» **THE EXERCISE**
Only the number is wanted: count the lines that contain "ВАРИАНТ".

Stored records:
★ ★ ★ ★ ★

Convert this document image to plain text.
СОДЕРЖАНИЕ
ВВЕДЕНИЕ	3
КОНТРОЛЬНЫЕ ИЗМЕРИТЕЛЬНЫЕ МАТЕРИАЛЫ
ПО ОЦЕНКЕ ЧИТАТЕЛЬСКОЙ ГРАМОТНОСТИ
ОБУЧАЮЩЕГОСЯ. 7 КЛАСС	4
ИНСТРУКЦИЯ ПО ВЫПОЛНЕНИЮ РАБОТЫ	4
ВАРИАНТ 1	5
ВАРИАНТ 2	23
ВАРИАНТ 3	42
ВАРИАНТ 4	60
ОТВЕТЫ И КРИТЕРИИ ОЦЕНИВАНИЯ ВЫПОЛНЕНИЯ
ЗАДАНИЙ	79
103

★ ★ ★ ★ ★

» **ANSWER TO THIS TASK**
4